Exercise directions: Pick up the passage on choice blindness after its final sentence and continue it.

Excerpt to read:

The astonishing outcome is that approximately 90 percent of the subjects failed to notice the substitution, even though the women in the pictures look very different. Moreover, subjects did not hesitate to justify why the woman depicted in the card they hold was most attractive, even if it was the other woman they originally chose. Scientists have termed this phenomenon “choice blindness."

A series of experiments by the same group has revealed that choice blindness occurs in various contexts: For example, it takes place in a supermarket when choosing between two jams that you are offered to taste. Despite significant differences between the jams, most customers still do not notice that the jam they taste a second time is the one they did not initially choose. Again, they happily explain why they chose that jam.

One of the most thought-provoking experiments pertains to how easily we can be swayed to change our political opinion. A few weeks before the 2010 parliamentary election in Sweden, a number of people were surveyed on the street about their intended party vote. They were then asked to fill in a form indicating their stance on 12 political issues of the day, using a “agree/do not agree” scale, such as tax rates and nuclear power.

Unbeknownst to the subjects, the experimenter secretly filled in another form, which was then swapped with the original one without the subject noticing. In this new form, some of the responses were changed on the scale to be on the other side of the party bloc boundary, compared to what the subject had originally responded. Subjects were then asked to give their reasons for marking the questions where the answers had been manipulated.

Very few discovered that any of the answers had been changed (92 percent accepted the manipulated form as their own). Surprisingly, for 48 percent of the subjects, their answers indicated a shift toward supporting the opposing party due to the manipulation, compared to what they had originally indicated. This figure is significantly higher than the 10 percent that political scientists and politicians usually think can be influenced before an election.

When the trick was revealed to the subjects, many admitted they were not as ideologically committed as they had thought. Conversely, many were relieved that they had not actually switched sides, saying, "Phew, I'm not a conservative after all!"

You think you choose what you prefer. But sometimes you prefer what you choose. To prove it, all you have to do is pull out photos of yourself from a decade ago. The hairstyle and clothing you wore at that time seemed like your personal choices. However, in hindsight, you realize how much you were influenced by the fashion trend of the time, and that the choices you made were heavily influenced by social norms.

Source data:
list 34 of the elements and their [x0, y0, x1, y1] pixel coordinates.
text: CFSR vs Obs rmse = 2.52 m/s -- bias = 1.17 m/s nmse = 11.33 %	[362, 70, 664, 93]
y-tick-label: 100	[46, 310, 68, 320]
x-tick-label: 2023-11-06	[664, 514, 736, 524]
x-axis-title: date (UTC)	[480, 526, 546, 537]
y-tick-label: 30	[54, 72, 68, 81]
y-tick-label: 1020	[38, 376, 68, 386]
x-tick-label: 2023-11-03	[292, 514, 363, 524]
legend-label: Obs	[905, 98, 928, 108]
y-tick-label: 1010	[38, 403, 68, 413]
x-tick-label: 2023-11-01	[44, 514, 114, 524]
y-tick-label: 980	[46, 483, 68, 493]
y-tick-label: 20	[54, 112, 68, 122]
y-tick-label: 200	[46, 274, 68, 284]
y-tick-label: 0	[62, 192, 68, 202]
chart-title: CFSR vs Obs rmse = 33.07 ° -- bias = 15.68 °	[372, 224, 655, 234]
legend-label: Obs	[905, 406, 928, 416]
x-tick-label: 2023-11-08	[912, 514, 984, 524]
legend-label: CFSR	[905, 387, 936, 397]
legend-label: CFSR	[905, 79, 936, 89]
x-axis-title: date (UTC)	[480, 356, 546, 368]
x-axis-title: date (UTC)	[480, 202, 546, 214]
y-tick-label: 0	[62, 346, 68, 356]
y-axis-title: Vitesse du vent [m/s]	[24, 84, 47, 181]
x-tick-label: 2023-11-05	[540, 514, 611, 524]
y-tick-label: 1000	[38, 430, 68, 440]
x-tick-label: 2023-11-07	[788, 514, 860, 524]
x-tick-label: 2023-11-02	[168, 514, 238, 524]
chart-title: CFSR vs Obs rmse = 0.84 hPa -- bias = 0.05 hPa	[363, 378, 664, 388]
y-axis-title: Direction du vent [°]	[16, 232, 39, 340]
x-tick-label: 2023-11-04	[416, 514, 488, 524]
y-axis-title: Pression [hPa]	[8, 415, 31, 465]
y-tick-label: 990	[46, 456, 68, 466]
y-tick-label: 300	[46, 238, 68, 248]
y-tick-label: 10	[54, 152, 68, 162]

Response area:
It can be demonstrated that your choices also affect your preferences: In a follow-up to the photo selection experiment involving women, subjects were asked to choose between the same pair of faces at a later date. Remarkably, for those pairs where subjects were given the photo that they had originally not chosen, they now selected that photo significantly more often. In other words, the mere belief they had previously chosen the other woman made them choose her on the later occasion.

The experiments presented here pose major problems for those who assert that humans have completely free will. What we perceive as free choice is in many cases dictated by mechanisms of which we are unaware, and perhaps cannot even become aware of. Our perception of free will may largely be an illusion. It is even uncertain if a "self" governs our actions. In fact, the choice blindness experiments show that we rely more on what we see with our eyes than what we were thinking when we made the choice.

References

Johansson, P., Hall, L., Sikström, S. & Olsson, A. (2005): Failure to detect mismatches between intention and outcome in a simple decision task, Science 310, 116-119.

Hall, L., Johansson, P., Tärning, B., Sikström, S., & Deutgen, T. (2010). Magic at the marketplace: Choice blindness for the taste of jam and the smell of tea. Cognition, 117(1), 54-61.

Hall, L. Johansson, P. & Strandberg, T. (2012): Lifting the veil of morality: Choice blindness and attitude reversals on a self-transforming survey, PLoS One 7, e45457.